--- start of Materials provided ---

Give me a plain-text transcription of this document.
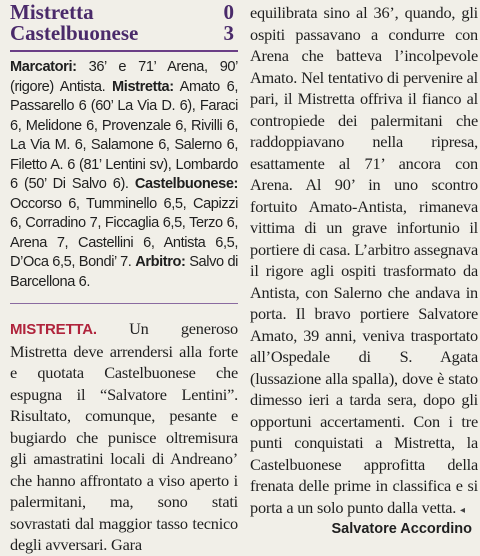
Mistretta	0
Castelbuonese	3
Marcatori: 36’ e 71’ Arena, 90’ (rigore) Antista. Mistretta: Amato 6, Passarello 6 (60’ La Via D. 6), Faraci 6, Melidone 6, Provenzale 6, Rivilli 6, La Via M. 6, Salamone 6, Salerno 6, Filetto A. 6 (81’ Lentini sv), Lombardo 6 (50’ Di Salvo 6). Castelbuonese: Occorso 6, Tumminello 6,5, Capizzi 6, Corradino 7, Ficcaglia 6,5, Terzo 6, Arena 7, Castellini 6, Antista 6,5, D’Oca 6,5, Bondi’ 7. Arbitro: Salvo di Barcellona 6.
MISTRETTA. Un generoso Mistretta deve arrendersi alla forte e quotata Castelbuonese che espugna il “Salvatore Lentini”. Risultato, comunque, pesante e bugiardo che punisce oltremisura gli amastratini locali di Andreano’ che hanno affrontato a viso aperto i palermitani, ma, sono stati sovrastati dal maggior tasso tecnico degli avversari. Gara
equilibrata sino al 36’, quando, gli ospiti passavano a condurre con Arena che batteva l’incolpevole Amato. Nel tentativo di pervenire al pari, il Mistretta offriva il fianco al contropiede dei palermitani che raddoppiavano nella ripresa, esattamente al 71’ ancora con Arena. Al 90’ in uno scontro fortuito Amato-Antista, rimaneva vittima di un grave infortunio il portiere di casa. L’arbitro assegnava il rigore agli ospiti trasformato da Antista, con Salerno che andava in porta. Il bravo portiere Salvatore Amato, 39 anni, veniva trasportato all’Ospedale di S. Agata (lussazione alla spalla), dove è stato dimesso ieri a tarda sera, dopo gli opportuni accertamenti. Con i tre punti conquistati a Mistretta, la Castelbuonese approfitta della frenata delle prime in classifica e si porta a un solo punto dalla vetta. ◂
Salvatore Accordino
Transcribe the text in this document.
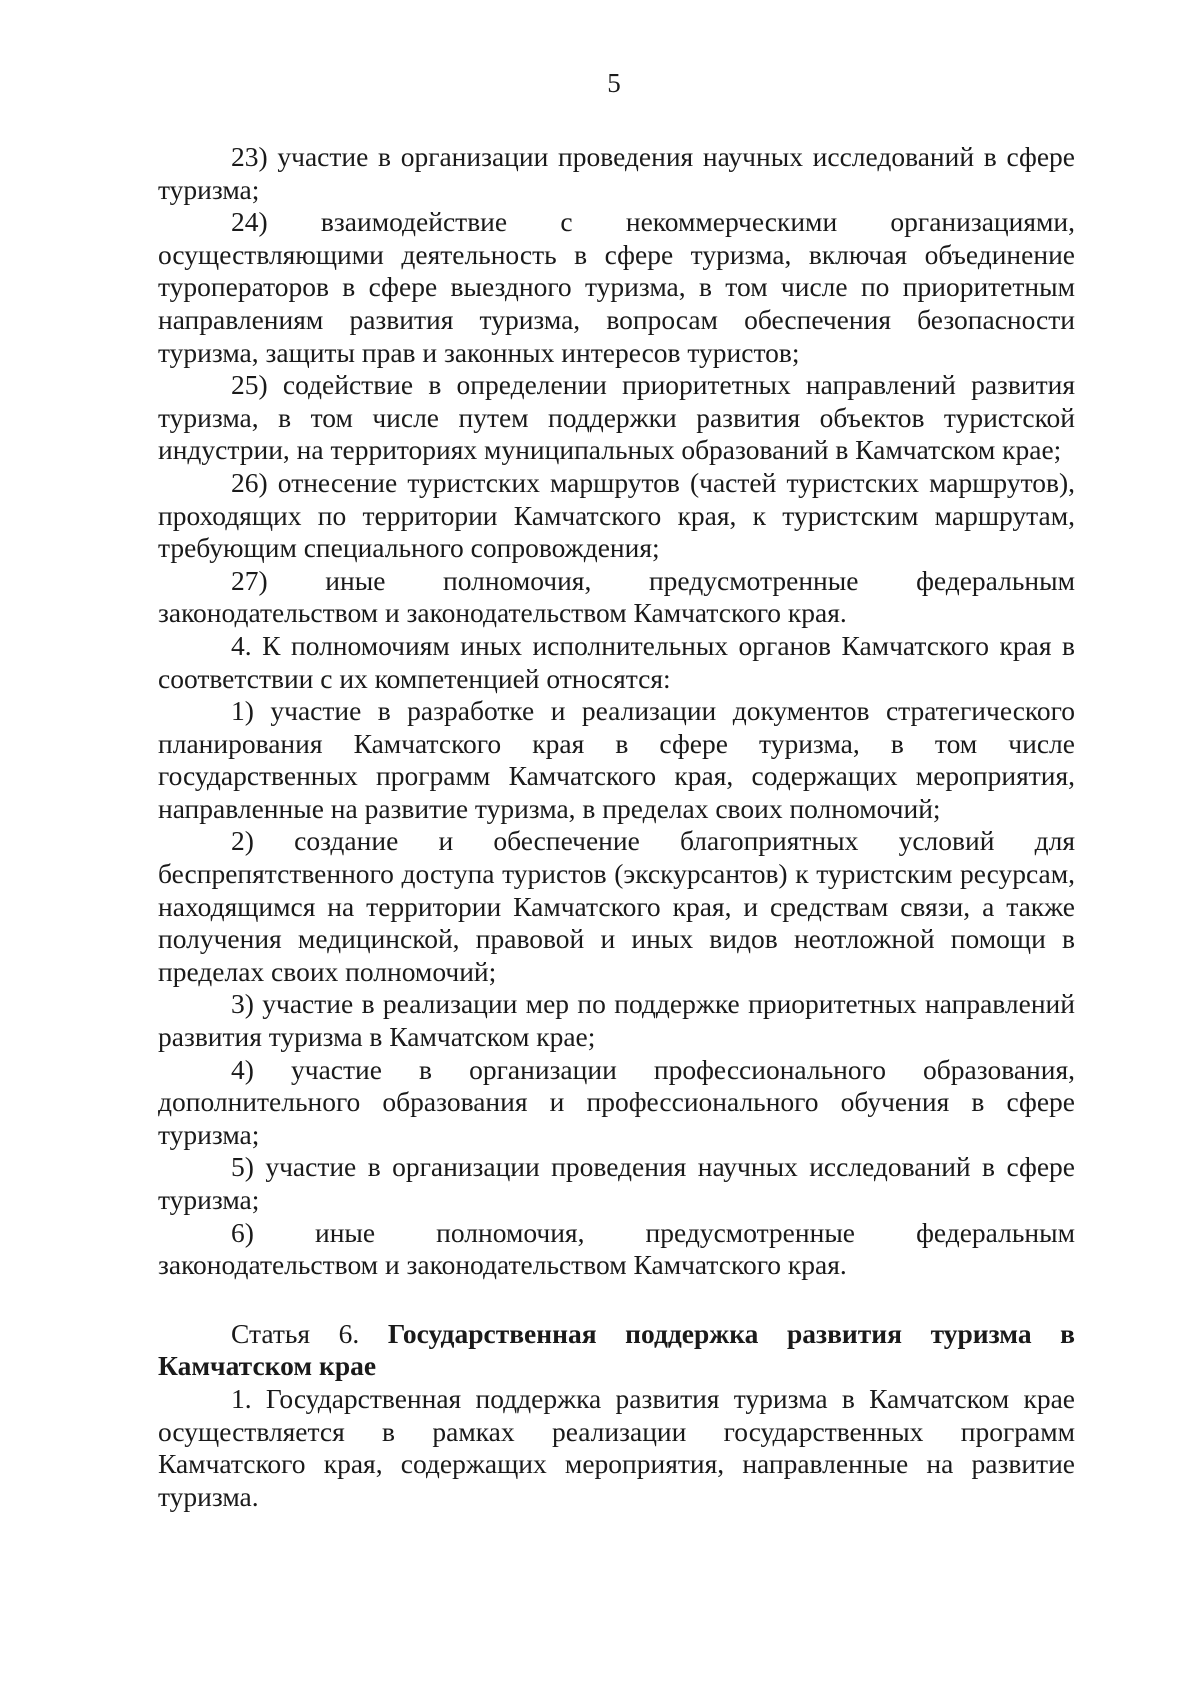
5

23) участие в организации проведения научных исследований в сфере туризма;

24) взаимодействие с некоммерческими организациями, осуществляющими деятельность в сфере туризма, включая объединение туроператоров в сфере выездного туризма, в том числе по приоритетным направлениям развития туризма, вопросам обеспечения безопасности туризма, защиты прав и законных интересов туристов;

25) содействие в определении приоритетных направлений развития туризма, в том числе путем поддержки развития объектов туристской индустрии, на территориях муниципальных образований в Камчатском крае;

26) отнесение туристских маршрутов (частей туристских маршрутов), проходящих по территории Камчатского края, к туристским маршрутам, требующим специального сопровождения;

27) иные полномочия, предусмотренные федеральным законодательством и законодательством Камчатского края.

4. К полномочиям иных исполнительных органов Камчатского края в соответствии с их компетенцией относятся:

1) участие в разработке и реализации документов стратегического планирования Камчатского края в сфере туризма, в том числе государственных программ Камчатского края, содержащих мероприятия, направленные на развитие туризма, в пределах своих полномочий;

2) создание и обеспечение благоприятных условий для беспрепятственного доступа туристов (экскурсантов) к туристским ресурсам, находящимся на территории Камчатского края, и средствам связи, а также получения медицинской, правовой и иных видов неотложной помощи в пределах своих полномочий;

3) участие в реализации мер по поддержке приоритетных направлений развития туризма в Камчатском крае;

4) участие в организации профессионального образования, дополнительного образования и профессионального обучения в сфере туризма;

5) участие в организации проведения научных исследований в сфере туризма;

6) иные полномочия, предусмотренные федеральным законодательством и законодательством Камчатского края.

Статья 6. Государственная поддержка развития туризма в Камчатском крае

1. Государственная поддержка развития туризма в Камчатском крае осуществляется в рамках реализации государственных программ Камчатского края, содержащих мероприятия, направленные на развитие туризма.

--- end of Materials provided ---

▸ What is required
In the records above, how many lines include the string "проведения"? Answer with only the number.

▸ The reply
2